The Texas Affordable Baccalaureate Program

min read

Incorporating competency-based and traditional courses, online and hybrid learning, and lower costs than a traditional degree, the Texas Affordable Baccalaureate lets students save thousands of dollars and semesters of time in obtaining a degree in organizational leadership.

article artwork

Rebecca Klein-Collins, Associate Vice President, Research, and Kathleen Glancey, Consultant, Council for Adult and Experiential Learning

A targeted collaboration among higher education entities in Texas addressed a key problem for would-be students and their families: affordability. In January 2014 the Texas Higher Education Coordinating Board (THECB), South Texas College (STC), and Texas A&M University–Commerce (A&M–Commerce) launched the Texas Affordable Baccalaureate (TAB) Program, the state's first competency-based bachelor degree. The program's inaugural degree, an applied baccalaureate in organizational leadership, offers a low-cost alternative to a traditional postsecondary degree. The degree is also designed to provide students with employer-identified 21st-century competencies. While gaining or demonstrating these competencies, students have the opportunity to accelerate their time to completion, reducing costs further.

The program features a blended model that combines competency-based courses and more traditionally formatted courses. Students earn the first 90 credit hours required for the degree through self-paced, online, competency-based modules, and the last 30 credit hours in either a hybrid or online format.

The TAB Student

More than 3.6 million Texans who have earned college credit do not have a degree. The Texas Affordable Baccalaureate Program was designed to help those individuals complete their degrees while also helping associate degree holders and those with considerable work experience earn a bachelor's degree. The degree is also designed to provide an option for first-time students who prefer a self-paced format.

Students in the program commented:

"It has been my miracle I feel like because it fits into what my life is now, which is a full-time employee, a wife, a mother, and now a student. It's taking a much shorter time."

"The 750 dollars was perfect. I said, 'Wow! Nobody's doing that.'"

"It's stuff I've been doing for a very long time."


In 2011, Texas Governor Rick Perry challenged all Texas institutions of higher education to develop a $10,000 bachelor's degree, inclusive of all materials. The THECB, accepting this challenge, began working with A&M–Commerce and STC to build a new program. A&M–Commerce, a four-year institution, was an early adopter of online education and expressed early interest in developing a competency-based program. STC, a two-year institution, is one of three Texas public community colleges authorized by the Texas Legislature to offer bachelor's degrees in applied technology.

The first task of the TAB leadership team (which included staff from THECB, A&M–Commerce, and STC) was to identify the kind of degree to design and offer, taking into consideration both student demand and local employers' needs. The leadership team examined labor markets and anticipated job growth in the STC and A&M–Commerce regions using data from the Texas Workforce Commission and Bureau of Labor Statistics.

Several initiatives in Texas, in addition to the governor's $10,000 degree challenge, helped shape the TAB Program. One major influence was the Texas Tuning Project (2009–2013). A faculty-led pilot funded by the Lumina Foundation, this project was designed to define what students must know, understand, and be able to demonstrate after completing a degree in a specific field. The project helped the TAB leadership team understand building a degree from the ground up. During the same timeframe, the state-wide general education core curriculum was being revised, resulting in the Texas Core Curriculum (TCC). The TCC focuses on increasing student learning and improving student success and is based on the Essential Learning Outcomes of the Liberal Education and America's Promise (LEAP) initiative of the Association of American Colleges & Universities (AAC&U). Thus, by the time faculty groups convened in 2011 to develop the TAB's lower-division competencies, participants could draw from the lessons and experiences of the Texas Tuning Project and the work on the TCC.

# GIVEN EXERCISE
Repeat the passage of the Texas Affordable Baccalaureate text from "The TAB Student" to "a self-paced format." word for word.

# INFORMATION PROVIDED

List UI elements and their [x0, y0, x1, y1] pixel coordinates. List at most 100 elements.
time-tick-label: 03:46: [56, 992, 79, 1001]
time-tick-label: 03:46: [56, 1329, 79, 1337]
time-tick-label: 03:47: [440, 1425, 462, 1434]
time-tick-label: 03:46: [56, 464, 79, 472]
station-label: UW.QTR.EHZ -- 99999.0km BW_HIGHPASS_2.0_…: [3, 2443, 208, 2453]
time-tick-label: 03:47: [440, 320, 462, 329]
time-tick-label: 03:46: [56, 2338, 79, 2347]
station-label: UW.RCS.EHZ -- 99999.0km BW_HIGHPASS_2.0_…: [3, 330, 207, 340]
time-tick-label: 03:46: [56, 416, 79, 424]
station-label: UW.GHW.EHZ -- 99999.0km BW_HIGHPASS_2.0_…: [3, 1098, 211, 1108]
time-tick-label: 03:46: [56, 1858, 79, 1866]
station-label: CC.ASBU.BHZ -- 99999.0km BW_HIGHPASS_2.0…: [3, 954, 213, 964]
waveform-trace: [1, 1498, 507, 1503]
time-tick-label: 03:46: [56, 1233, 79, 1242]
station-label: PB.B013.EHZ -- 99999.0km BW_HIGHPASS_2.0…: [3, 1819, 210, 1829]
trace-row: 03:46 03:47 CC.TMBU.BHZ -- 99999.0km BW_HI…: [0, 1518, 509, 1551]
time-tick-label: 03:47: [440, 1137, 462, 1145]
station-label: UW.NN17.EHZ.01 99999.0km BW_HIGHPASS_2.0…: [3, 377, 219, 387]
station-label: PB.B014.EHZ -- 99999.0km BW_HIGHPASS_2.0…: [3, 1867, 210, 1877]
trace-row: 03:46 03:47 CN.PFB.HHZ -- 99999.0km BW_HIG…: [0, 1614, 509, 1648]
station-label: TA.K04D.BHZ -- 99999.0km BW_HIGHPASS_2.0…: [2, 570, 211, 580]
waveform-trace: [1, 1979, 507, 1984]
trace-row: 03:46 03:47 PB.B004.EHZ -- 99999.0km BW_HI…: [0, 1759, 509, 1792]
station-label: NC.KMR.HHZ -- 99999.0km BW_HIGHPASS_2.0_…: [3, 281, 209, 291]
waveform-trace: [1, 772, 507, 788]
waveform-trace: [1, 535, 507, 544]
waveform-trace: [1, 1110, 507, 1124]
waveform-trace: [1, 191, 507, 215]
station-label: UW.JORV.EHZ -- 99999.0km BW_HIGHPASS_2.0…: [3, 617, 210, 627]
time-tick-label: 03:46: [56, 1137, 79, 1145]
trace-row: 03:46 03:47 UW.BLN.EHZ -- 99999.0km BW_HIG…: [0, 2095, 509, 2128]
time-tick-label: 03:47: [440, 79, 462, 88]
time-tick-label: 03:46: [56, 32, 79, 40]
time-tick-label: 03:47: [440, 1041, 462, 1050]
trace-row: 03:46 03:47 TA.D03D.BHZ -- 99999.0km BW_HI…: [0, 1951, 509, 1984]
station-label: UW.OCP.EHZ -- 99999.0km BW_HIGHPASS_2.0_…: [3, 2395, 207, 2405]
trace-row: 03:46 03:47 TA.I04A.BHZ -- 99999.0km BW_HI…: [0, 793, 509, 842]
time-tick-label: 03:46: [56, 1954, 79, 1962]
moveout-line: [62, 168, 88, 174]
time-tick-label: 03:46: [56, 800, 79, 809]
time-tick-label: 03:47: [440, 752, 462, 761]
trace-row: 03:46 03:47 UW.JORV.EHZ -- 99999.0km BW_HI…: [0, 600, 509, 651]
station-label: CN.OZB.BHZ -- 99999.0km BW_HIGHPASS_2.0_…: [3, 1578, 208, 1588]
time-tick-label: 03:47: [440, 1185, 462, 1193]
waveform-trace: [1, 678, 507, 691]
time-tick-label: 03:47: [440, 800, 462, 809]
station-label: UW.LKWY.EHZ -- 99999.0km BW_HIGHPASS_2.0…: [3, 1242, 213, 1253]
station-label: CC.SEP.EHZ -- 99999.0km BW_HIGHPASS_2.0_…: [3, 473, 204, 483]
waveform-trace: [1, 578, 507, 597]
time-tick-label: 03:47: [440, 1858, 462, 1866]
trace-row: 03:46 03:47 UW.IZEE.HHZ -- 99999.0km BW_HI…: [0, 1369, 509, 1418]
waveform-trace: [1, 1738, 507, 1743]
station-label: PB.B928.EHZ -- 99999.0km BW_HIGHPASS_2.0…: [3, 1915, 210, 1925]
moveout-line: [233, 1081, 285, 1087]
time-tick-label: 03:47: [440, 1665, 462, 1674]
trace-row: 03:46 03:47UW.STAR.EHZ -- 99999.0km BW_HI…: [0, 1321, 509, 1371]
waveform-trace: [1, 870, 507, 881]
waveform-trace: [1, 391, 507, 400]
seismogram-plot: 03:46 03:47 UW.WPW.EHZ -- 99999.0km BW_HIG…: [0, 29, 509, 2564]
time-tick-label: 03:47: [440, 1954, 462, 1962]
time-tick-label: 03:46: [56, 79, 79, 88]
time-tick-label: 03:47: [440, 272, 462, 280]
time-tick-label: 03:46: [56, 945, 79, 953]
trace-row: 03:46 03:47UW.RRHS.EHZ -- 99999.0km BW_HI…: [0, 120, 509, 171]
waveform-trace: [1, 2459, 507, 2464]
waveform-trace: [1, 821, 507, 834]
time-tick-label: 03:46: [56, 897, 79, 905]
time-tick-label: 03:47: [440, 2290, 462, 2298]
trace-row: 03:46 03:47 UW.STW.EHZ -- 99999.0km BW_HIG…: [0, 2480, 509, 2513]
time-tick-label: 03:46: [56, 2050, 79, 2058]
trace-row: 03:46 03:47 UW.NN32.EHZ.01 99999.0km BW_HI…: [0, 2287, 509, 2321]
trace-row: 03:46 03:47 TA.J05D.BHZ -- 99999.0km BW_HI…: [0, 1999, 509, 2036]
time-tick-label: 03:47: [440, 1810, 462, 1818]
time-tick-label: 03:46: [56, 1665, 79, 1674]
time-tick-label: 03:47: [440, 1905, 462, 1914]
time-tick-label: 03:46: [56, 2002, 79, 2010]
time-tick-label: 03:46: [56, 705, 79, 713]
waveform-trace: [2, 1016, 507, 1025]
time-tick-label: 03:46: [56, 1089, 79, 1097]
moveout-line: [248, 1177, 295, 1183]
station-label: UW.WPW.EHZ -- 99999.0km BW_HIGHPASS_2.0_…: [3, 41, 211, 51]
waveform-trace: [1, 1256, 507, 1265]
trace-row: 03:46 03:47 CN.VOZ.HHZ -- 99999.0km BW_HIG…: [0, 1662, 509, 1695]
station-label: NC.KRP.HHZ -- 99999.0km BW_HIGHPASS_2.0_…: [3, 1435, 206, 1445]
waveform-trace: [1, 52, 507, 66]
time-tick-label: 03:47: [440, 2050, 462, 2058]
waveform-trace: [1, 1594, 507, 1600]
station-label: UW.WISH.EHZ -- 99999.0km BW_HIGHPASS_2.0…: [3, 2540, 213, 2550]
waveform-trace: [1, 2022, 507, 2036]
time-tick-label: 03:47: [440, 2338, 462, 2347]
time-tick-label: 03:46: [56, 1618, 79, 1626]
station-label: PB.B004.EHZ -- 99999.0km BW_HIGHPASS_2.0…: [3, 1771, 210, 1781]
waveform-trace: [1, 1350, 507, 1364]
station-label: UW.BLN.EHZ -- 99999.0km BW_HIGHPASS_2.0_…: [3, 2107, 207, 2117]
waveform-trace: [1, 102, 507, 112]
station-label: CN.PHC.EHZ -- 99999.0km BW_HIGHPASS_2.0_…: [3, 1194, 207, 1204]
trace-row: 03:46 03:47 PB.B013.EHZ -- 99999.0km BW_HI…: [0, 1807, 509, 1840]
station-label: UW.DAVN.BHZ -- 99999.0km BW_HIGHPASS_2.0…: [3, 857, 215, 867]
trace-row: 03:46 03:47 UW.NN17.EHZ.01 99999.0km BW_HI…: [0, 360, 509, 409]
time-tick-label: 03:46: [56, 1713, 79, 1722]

# SOLUTION TO THIS EXERCISE
The TAB Student

More than 3.6 million Texans who have earned college credit do not have a degree. The Texas Affordable Baccalaureate Program was designed to help those individuals complete their degrees while also helping associate degree holders and those with considerable work experience earn a bachelor's degree. The degree is also designed to provide an option for first-time students who prefer a self-paced format.